● Direction
Provide an exact transcription of all the records.
START Input material
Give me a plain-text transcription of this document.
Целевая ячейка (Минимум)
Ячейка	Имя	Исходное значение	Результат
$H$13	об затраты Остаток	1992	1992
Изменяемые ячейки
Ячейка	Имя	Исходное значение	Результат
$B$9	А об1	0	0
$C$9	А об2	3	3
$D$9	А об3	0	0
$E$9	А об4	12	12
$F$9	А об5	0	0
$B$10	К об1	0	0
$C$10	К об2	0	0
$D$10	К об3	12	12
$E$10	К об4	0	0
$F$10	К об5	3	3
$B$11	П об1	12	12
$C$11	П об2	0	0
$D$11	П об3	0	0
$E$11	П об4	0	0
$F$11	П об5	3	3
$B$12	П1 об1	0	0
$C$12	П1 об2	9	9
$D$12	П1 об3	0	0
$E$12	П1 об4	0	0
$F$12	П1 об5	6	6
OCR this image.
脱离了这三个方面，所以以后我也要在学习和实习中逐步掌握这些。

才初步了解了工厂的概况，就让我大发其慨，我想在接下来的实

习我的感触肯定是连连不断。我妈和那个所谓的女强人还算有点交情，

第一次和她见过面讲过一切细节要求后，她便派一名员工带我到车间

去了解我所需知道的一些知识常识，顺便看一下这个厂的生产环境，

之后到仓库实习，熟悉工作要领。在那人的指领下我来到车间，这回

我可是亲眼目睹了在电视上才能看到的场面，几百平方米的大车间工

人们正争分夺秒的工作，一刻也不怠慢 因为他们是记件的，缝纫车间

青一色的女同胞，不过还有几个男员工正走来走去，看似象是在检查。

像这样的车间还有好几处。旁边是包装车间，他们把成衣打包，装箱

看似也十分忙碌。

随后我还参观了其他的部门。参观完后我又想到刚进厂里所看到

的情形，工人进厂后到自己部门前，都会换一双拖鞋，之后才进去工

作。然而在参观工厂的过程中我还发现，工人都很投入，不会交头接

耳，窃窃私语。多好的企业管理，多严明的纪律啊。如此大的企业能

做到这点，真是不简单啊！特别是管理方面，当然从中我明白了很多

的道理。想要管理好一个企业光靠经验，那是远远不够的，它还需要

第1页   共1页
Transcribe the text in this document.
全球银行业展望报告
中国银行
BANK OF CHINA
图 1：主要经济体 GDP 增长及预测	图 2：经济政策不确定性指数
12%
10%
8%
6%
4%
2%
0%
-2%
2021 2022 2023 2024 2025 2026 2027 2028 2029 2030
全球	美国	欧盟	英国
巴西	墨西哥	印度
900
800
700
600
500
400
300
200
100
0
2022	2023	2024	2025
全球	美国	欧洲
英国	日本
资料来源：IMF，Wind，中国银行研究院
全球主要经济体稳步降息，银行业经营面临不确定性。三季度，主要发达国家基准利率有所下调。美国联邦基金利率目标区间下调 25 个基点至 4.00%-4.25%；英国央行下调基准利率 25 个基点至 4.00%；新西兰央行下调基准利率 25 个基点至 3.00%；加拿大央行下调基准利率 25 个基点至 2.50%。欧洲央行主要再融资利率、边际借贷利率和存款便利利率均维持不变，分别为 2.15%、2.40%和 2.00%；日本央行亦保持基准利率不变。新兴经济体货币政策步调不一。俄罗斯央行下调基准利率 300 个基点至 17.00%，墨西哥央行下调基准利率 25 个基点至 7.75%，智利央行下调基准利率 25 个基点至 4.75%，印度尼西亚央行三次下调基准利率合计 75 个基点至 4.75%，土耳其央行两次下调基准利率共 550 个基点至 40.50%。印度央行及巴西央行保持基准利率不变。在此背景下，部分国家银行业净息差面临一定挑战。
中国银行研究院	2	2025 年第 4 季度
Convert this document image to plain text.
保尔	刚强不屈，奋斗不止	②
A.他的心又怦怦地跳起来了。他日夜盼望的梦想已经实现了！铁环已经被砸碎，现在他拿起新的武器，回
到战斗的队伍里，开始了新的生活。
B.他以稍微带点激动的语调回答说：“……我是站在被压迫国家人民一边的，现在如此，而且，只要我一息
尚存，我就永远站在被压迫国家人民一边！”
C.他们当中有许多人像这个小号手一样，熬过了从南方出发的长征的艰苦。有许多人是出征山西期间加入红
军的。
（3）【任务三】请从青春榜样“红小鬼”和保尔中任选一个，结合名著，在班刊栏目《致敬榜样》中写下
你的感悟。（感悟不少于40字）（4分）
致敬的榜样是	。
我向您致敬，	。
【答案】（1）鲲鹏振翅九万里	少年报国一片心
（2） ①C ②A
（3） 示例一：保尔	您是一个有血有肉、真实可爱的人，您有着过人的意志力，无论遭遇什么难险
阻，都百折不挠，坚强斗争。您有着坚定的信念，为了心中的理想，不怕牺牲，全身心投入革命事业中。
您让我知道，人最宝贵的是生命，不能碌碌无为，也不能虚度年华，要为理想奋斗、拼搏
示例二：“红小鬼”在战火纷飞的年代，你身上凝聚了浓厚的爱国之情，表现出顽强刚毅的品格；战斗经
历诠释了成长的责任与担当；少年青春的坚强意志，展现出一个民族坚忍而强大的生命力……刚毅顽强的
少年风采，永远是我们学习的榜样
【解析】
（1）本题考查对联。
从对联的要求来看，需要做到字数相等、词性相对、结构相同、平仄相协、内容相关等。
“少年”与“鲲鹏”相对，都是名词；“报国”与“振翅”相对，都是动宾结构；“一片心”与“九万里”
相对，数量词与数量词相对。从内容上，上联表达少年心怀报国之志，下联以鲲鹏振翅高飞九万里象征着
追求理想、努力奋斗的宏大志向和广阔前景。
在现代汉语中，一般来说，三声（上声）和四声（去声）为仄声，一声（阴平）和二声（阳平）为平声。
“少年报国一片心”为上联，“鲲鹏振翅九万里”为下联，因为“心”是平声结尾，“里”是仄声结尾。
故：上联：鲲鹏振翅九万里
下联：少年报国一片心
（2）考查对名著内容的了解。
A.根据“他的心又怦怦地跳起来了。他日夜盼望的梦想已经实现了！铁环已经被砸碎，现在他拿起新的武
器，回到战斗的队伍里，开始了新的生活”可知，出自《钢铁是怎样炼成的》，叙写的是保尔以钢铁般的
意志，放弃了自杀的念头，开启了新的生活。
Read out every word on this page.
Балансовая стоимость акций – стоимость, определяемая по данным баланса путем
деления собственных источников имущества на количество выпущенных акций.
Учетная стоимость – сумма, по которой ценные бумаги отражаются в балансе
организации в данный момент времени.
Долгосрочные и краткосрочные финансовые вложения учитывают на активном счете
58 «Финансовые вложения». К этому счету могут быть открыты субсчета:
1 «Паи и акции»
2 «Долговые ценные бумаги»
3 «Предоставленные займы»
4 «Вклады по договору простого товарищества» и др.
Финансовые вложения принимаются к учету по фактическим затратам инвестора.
END Input material
● Output
Give me a plain-text transcription of this document.
Целевая ячейка (Минимум)
Ячейка	Имя	Исходное значение	Результат
$H$13	об затраты Остаток	1992	1992
Изменяемые ячейки
Ячейка	Имя	Исходное значение	Результат
$B$9	А об1	0	0
$C$9	А об2	3	3
$D$9	А об3	0	0
$E$9	А об4	12	12
$F$9	А об5	0	0
$B$10	К об1	0	0
$C$10	К об2	0	0
$D$10	К об3	12	12
$E$10	К об4	0	0
$F$10	К об5	3	3
$B$11	П об1	12	12
$C$11	П об2	0	0
$D$11	П об3	0	0
$E$11	П об4	0	0
$F$11	П об5	3	3
$B$12	П1 об1	0	0
$C$12	П1 об2	9	9
$D$12	П1 об3	0	0
$E$12	П1 об4	0	0
$F$12	П1 об5	6	6
OCR this image.
脱离了这三个方面，所以以后我也要在学习和实习中逐步掌握这些。

才初步了解了工厂的概况，就让我大发其慨，我想在接下来的实

习我的感触肯定是连连不断。我妈和那个所谓的女强人还算有点交情，

第一次和她见过面讲过一切细节要求后，她便派一名员工带我到车间

去了解我所需知道的一些知识常识，顺便看一下这个厂的生产环境，

之后到仓库实习，熟悉工作要领。在那人的指领下我来到车间，这回

我可是亲眼目睹了在电视上才能看到的场面，几百平方米的大车间工

人们正争分夺秒的工作，一刻也不怠慢 因为他们是记件的，缝纫车间

青一色的女同胞，不过还有几个男员工正走来走去，看似象是在检查。

像这样的车间还有好几处。旁边是包装车间，他们把成衣打包，装箱

看似也十分忙碌。

随后我还参观了其他的部门。参观完后我又想到刚进厂里所看到

的情形，工人进厂后到自己部门前，都会换一双拖鞋，之后才进去工

作。然而在参观工厂的过程中我还发现，工人都很投入，不会交头接

耳，窃窃私语。多好的企业管理，多严明的纪律啊。如此大的企业能

做到这点，真是不简单啊！特别是管理方面，当然从中我明白了很多

的道理。想要管理好一个企业光靠经验，那是远远不够的，它还需要

第1页   共1页
Transcribe the text in this document.
全球银行业展望报告
中国银行
BANK OF CHINA
图 1：主要经济体 GDP 增长及预测	图 2：经济政策不确定性指数
12%
10%
8%
6%
4%
2%
0%
-2%
2021 2022 2023 2024 2025 2026 2027 2028 2029 2030
全球	美国	欧盟	英国
巴西	墨西哥	印度
900
800
700
600
500
400
300
200
100
0
2022	2023	2024	2025
全球	美国	欧洲
英国	日本
资料来源：IMF，Wind，中国银行研究院
全球主要经济体稳步降息，银行业经营面临不确定性。三季度，主要发达国家基准利率有所下调。美国联邦基金利率目标区间下调 25 个基点至 4.00%-4.25%；英国央行下调基准利率 25 个基点至 4.00%；新西兰央行下调基准利率 25 个基点至 3.00%；加拿大央行下调基准利率 25 个基点至 2.50%。欧洲央行主要再融资利率、边际借贷利率和存款便利利率均维持不变，分别为 2.15%、2.40%和 2.00%；日本央行亦保持基准利率不变。新兴经济体货币政策步调不一。俄罗斯央行下调基准利率 300 个基点至 17.00%，墨西哥央行下调基准利率 25 个基点至 7.75%，智利央行下调基准利率 25 个基点至 4.75%，印度尼西亚央行三次下调基准利率合计 75 个基点至 4.75%，土耳其央行两次下调基准利率共 550 个基点至 40.50%。印度央行及巴西央行保持基准利率不变。在此背景下，部分国家银行业净息差面临一定挑战。
中国银行研究院	2	2025 年第 4 季度
Convert this document image to plain text.
保尔	刚强不屈，奋斗不止	②
A.他的心又怦怦地跳起来了。他日夜盼望的梦想已经实现了！铁环已经被砸碎，现在他拿起新的武器，回
到战斗的队伍里，开始了新的生活。
B.他以稍微带点激动的语调回答说：“……我是站在被压迫国家人民一边的，现在如此，而且，只要我一息
尚存，我就永远站在被压迫国家人民一边！”
C.他们当中有许多人像这个小号手一样，熬过了从南方出发的长征的艰苦。有许多人是出征山西期间加入红
军的。
（3）【任务三】请从青春榜样“红小鬼”和保尔中任选一个，结合名著，在班刊栏目《致敬榜样》中写下
你的感悟。（感悟不少于40字）（4分）
致敬的榜样是	。
我向您致敬，	。
【答案】（1）鲲鹏振翅九万里	少年报国一片心
（2） ①C ②A
（3） 示例一：保尔	您是一个有血有肉、真实可爱的人，您有着过人的意志力，无论遭遇什么难险
阻，都百折不挠，坚强斗争。您有着坚定的信念，为了心中的理想，不怕牺牲，全身心投入革命事业中。
您让我知道，人最宝贵的是生命，不能碌碌无为，也不能虚度年华，要为理想奋斗、拼搏
示例二：“红小鬼”在战火纷飞的年代，你身上凝聚了浓厚的爱国之情，表现出顽强刚毅的品格；战斗经
历诠释了成长的责任与担当；少年青春的坚强意志，展现出一个民族坚忍而强大的生命力……刚毅顽强的
少年风采，永远是我们学习的榜样
【解析】
（1）本题考查对联。
从对联的要求来看，需要做到字数相等、词性相对、结构相同、平仄相协、内容相关等。
“少年”与“鲲鹏”相对，都是名词；“报国”与“振翅”相对，都是动宾结构；“一片心”与“九万里”
相对，数量词与数量词相对。从内容上，上联表达少年心怀报国之志，下联以鲲鹏振翅高飞九万里象征着
追求理想、努力奋斗的宏大志向和广阔前景。
在现代汉语中，一般来说，三声（上声）和四声（去声）为仄声，一声（阴平）和二声（阳平）为平声。
“少年报国一片心”为上联，“鲲鹏振翅九万里”为下联，因为“心”是平声结尾，“里”是仄声结尾。
故：上联：鲲鹏振翅九万里
下联：少年报国一片心
（2）考查对名著内容的了解。
A.根据“他的心又怦怦地跳起来了。他日夜盼望的梦想已经实现了！铁环已经被砸碎，现在他拿起新的武
器，回到战斗的队伍里，开始了新的生活”可知，出自《钢铁是怎样炼成的》，叙写的是保尔以钢铁般的
意志，放弃了自杀的念头，开启了新的生活。
Read out every word on this page.
Балансовая стоимость акций – стоимость, определяемая по данным баланса путем
деления собственных источников имущества на количество выпущенных акций.
Учетная стоимость – сумма, по которой ценные бумаги отражаются в балансе
организации в данный момент времени.
Долгосрочные и краткосрочные финансовые вложения учитывают на активном счете
58 «Финансовые вложения». К этому счету могут быть открыты субсчета:
1 «Паи и акции»
2 «Долговые ценные бумаги»
3 «Предоставленные займы»
4 «Вклады по договору простого товарищества» и др.
Финансовые вложения принимаются к учету по фактическим затратам инвестора.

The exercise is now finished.